>> begin Records provided
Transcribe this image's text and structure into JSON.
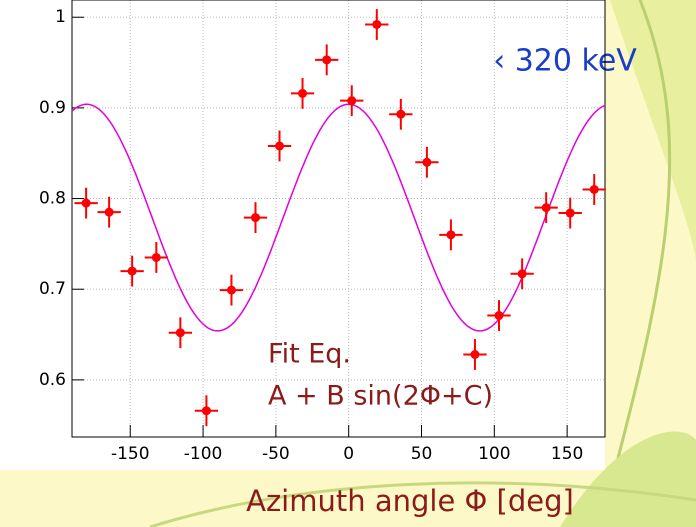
{
  "chart_data": {
    "type": "scatter",
    "annotation": "‹ 320 keV",
    "fit_label": "Fit Eq.",
    "fit_formula": "A + B sin(2Φ+C)",
    "x_label": "Azimuth angle Φ [deg]",
    "xlim": [
      -190,
      176
    ],
    "ylim": [
      0.537,
      1.019
    ],
    "xticks": [
      -150,
      -100,
      -50,
      0,
      50,
      100,
      150
    ],
    "yticks": [
      0.6,
      0.7,
      0.8,
      0.9,
      1
    ],
    "grid": true,
    "series": [
      {
        "color": "#ff0000",
        "x": [
          -180.3,
          -164.5,
          -148.7,
          -132.1,
          -115.6,
          -97.7,
          -80.5,
          -64,
          -47.5,
          -31.7,
          -15.1,
          2.1,
          19.3,
          35.8,
          53.7,
          70.2,
          86.7,
          103.2,
          119.1,
          135.6,
          152.1,
          168.6
        ],
        "values": [
          0.795,
          0.785,
          0.72,
          0.735,
          0.652,
          0.566,
          0.699,
          0.779,
          0.858,
          0.916,
          0.953,
          0.908,
          0.992,
          0.893,
          0.84,
          0.76,
          0.628,
          0.671,
          0.717,
          0.79,
          0.784,
          0.81
        ],
        "xerr": 8,
        "yerr": 0.017
      }
    ],
    "fit": {
      "A": 0.779,
      "B": 0.125,
      "C": 90,
      "color": "#e000e0"
    }
  }
}
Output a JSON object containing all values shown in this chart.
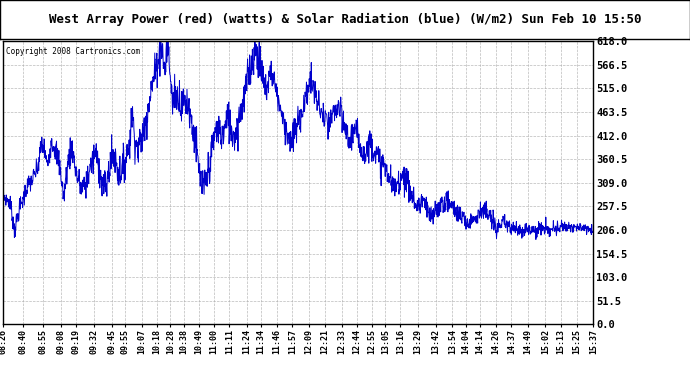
{
  "title": "West Array Power (red) (watts) & Solar Radiation (blue) (W/m2) Sun Feb 10 15:50",
  "copyright": "Copyright 2008 Cartronics.com",
  "background_color": "#ffffff",
  "plot_bg_color": "#ffffff",
  "grid_color": "#aaaaaa",
  "line_color": "#0000cc",
  "ylim": [
    0.0,
    618.0
  ],
  "yticks": [
    0.0,
    51.5,
    103.0,
    154.5,
    206.0,
    257.5,
    309.0,
    360.5,
    412.0,
    463.5,
    515.0,
    566.5,
    618.0
  ],
  "xtick_labels": [
    "08:26",
    "08:40",
    "08:55",
    "09:08",
    "09:19",
    "09:32",
    "09:45",
    "09:55",
    "10:07",
    "10:18",
    "10:28",
    "10:38",
    "10:49",
    "11:00",
    "11:11",
    "11:24",
    "11:34",
    "11:46",
    "11:57",
    "12:09",
    "12:21",
    "12:33",
    "12:44",
    "12:55",
    "13:05",
    "13:16",
    "13:29",
    "13:42",
    "13:54",
    "14:04",
    "14:14",
    "14:26",
    "14:37",
    "14:49",
    "15:02",
    "15:13",
    "15:25",
    "15:37"
  ],
  "curve_points": [
    [
      0,
      280
    ],
    [
      5,
      265
    ],
    [
      8,
      205
    ],
    [
      12,
      255
    ],
    [
      14,
      270
    ],
    [
      18,
      305
    ],
    [
      22,
      320
    ],
    [
      25,
      340
    ],
    [
      28,
      395
    ],
    [
      30,
      380
    ],
    [
      32,
      345
    ],
    [
      35,
      400
    ],
    [
      38,
      385
    ],
    [
      40,
      360
    ],
    [
      42,
      330
    ],
    [
      44,
      275
    ],
    [
      46,
      330
    ],
    [
      48,
      365
    ],
    [
      50,
      390
    ],
    [
      52,
      350
    ],
    [
      54,
      320
    ],
    [
      57,
      295
    ],
    [
      60,
      305
    ],
    [
      63,
      340
    ],
    [
      65,
      355
    ],
    [
      67,
      375
    ],
    [
      69,
      360
    ],
    [
      72,
      305
    ],
    [
      75,
      300
    ],
    [
      78,
      350
    ],
    [
      80,
      370
    ],
    [
      82,
      360
    ],
    [
      84,
      330
    ],
    [
      87,
      340
    ],
    [
      90,
      370
    ],
    [
      92,
      395
    ],
    [
      94,
      460
    ],
    [
      96,
      410
    ],
    [
      98,
      380
    ],
    [
      100,
      400
    ],
    [
      102,
      415
    ],
    [
      104,
      440
    ],
    [
      106,
      485
    ],
    [
      108,
      515
    ],
    [
      110,
      540
    ],
    [
      112,
      570
    ],
    [
      114,
      590
    ],
    [
      115,
      618
    ],
    [
      116,
      600
    ],
    [
      117,
      570
    ],
    [
      118,
      555
    ],
    [
      119,
      590
    ],
    [
      120,
      610
    ],
    [
      121,
      580
    ],
    [
      122,
      540
    ],
    [
      123,
      500
    ],
    [
      124,
      480
    ],
    [
      125,
      515
    ],
    [
      126,
      505
    ],
    [
      127,
      490
    ],
    [
      128,
      510
    ],
    [
      129,
      490
    ],
    [
      130,
      470
    ],
    [
      132,
      490
    ],
    [
      134,
      485
    ],
    [
      136,
      470
    ],
    [
      138,
      430
    ],
    [
      140,
      410
    ],
    [
      142,
      350
    ],
    [
      144,
      310
    ],
    [
      146,
      290
    ],
    [
      148,
      310
    ],
    [
      150,
      340
    ],
    [
      152,
      370
    ],
    [
      154,
      410
    ],
    [
      156,
      430
    ],
    [
      158,
      420
    ],
    [
      160,
      410
    ],
    [
      162,
      430
    ],
    [
      164,
      450
    ],
    [
      166,
      430
    ],
    [
      168,
      415
    ],
    [
      170,
      420
    ],
    [
      172,
      450
    ],
    [
      174,
      475
    ],
    [
      176,
      500
    ],
    [
      178,
      530
    ],
    [
      180,
      560
    ],
    [
      182,
      575
    ],
    [
      184,
      600
    ],
    [
      186,
      585
    ],
    [
      188,
      560
    ],
    [
      190,
      530
    ],
    [
      192,
      510
    ],
    [
      194,
      540
    ],
    [
      196,
      555
    ],
    [
      198,
      530
    ],
    [
      200,
      500
    ],
    [
      202,
      480
    ],
    [
      204,
      450
    ],
    [
      206,
      430
    ],
    [
      208,
      415
    ],
    [
      210,
      390
    ],
    [
      212,
      410
    ],
    [
      214,
      430
    ],
    [
      216,
      445
    ],
    [
      218,
      465
    ],
    [
      220,
      480
    ],
    [
      222,
      510
    ],
    [
      224,
      530
    ],
    [
      226,
      520
    ],
    [
      228,
      500
    ],
    [
      230,
      480
    ],
    [
      232,
      465
    ],
    [
      234,
      450
    ],
    [
      236,
      440
    ],
    [
      238,
      430
    ],
    [
      240,
      450
    ],
    [
      242,
      465
    ],
    [
      244,
      475
    ],
    [
      246,
      460
    ],
    [
      248,
      440
    ],
    [
      250,
      425
    ],
    [
      252,
      400
    ],
    [
      254,
      410
    ],
    [
      256,
      425
    ],
    [
      258,
      415
    ],
    [
      260,
      400
    ],
    [
      262,
      385
    ],
    [
      264,
      370
    ],
    [
      266,
      385
    ],
    [
      268,
      400
    ],
    [
      270,
      390
    ],
    [
      272,
      375
    ],
    [
      274,
      360
    ],
    [
      276,
      355
    ],
    [
      278,
      345
    ],
    [
      280,
      335
    ],
    [
      282,
      320
    ],
    [
      284,
      305
    ],
    [
      286,
      295
    ],
    [
      288,
      310
    ],
    [
      290,
      320
    ],
    [
      292,
      330
    ],
    [
      294,
      315
    ],
    [
      296,
      300
    ],
    [
      298,
      285
    ],
    [
      300,
      270
    ],
    [
      302,
      255
    ],
    [
      304,
      260
    ],
    [
      306,
      275
    ],
    [
      308,
      260
    ],
    [
      310,
      245
    ],
    [
      312,
      230
    ],
    [
      315,
      245
    ],
    [
      318,
      258
    ],
    [
      321,
      265
    ],
    [
      324,
      270
    ],
    [
      327,
      260
    ],
    [
      330,
      250
    ],
    [
      333,
      240
    ],
    [
      336,
      230
    ],
    [
      339,
      220
    ],
    [
      342,
      230
    ],
    [
      345,
      238
    ],
    [
      348,
      245
    ],
    [
      351,
      250
    ],
    [
      354,
      240
    ],
    [
      357,
      225
    ],
    [
      360,
      212
    ],
    [
      363,
      215
    ],
    [
      366,
      220
    ],
    [
      369,
      215
    ],
    [
      372,
      210
    ],
    [
      375,
      207
    ],
    [
      378,
      206
    ],
    [
      381,
      210
    ],
    [
      384,
      208
    ],
    [
      387,
      205
    ],
    [
      390,
      208
    ],
    [
      393,
      210
    ],
    [
      396,
      208
    ],
    [
      399,
      205
    ],
    [
      402,
      207
    ],
    [
      405,
      210
    ],
    [
      408,
      215
    ],
    [
      411,
      212
    ],
    [
      414,
      215
    ],
    [
      417,
      213
    ],
    [
      420,
      210
    ],
    [
      423,
      208
    ],
    [
      425,
      212
    ],
    [
      427,
      209
    ],
    [
      429,
      208
    ],
    [
      431,
      206
    ]
  ]
}
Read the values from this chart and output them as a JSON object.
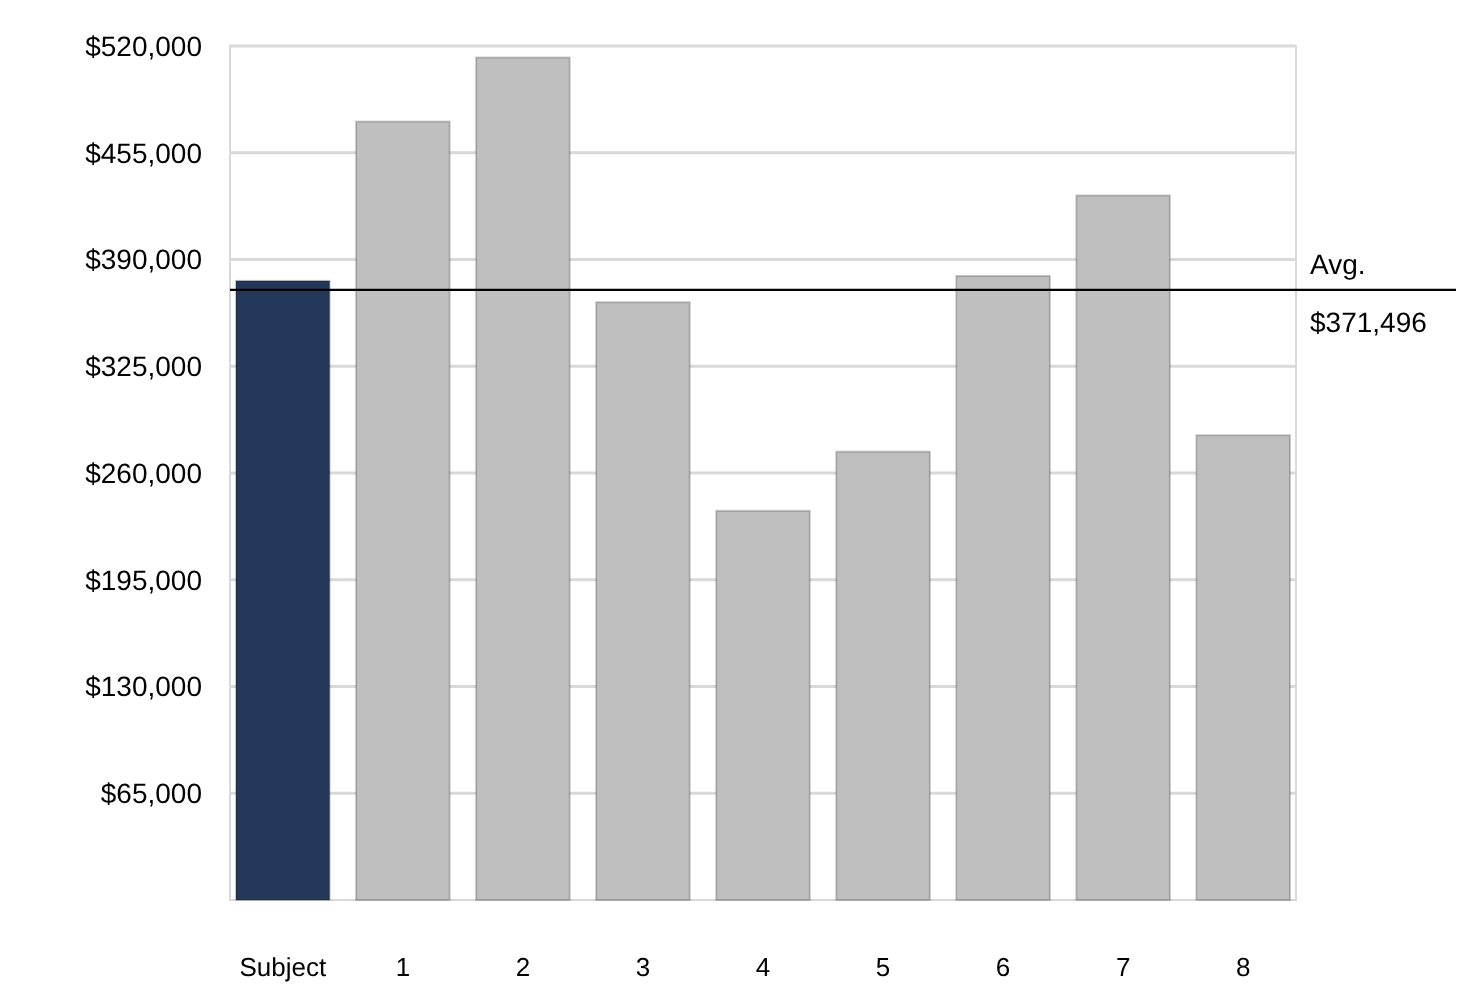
{
  "chart_data": {
    "type": "bar",
    "categories": [
      "Subject",
      "1",
      "2",
      "3",
      "4",
      "5",
      "6",
      "7",
      "8"
    ],
    "values": [
      377000,
      474000,
      513000,
      364000,
      237000,
      273000,
      380000,
      429000,
      283000
    ],
    "colors": [
      "#24395a",
      "#bfbfbf",
      "#bfbfbf",
      "#bfbfbf",
      "#bfbfbf",
      "#bfbfbf",
      "#bfbfbf",
      "#bfbfbf",
      "#bfbfbf"
    ],
    "ylim": [
      0,
      520000
    ],
    "yticks": [
      {
        "value": 65000,
        "label": "$65,000"
      },
      {
        "value": 130000,
        "label": "$130,000"
      },
      {
        "value": 195000,
        "label": "$195,000"
      },
      {
        "value": 260000,
        "label": "$260,000"
      },
      {
        "value": 325000,
        "label": "$325,000"
      },
      {
        "value": 390000,
        "label": "$390,000"
      },
      {
        "value": 455000,
        "label": "$455,000"
      },
      {
        "value": 520000,
        "label": "$520,000"
      }
    ],
    "grid": "y",
    "ref_lines": [
      {
        "axis": "y",
        "value": 371496,
        "label": "Avg.\n$371,496",
        "color": "#000000"
      }
    ]
  }
}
>> end Records provided
State how many lines in the records above contain the word "JSON", giving only the number.

Final result: 3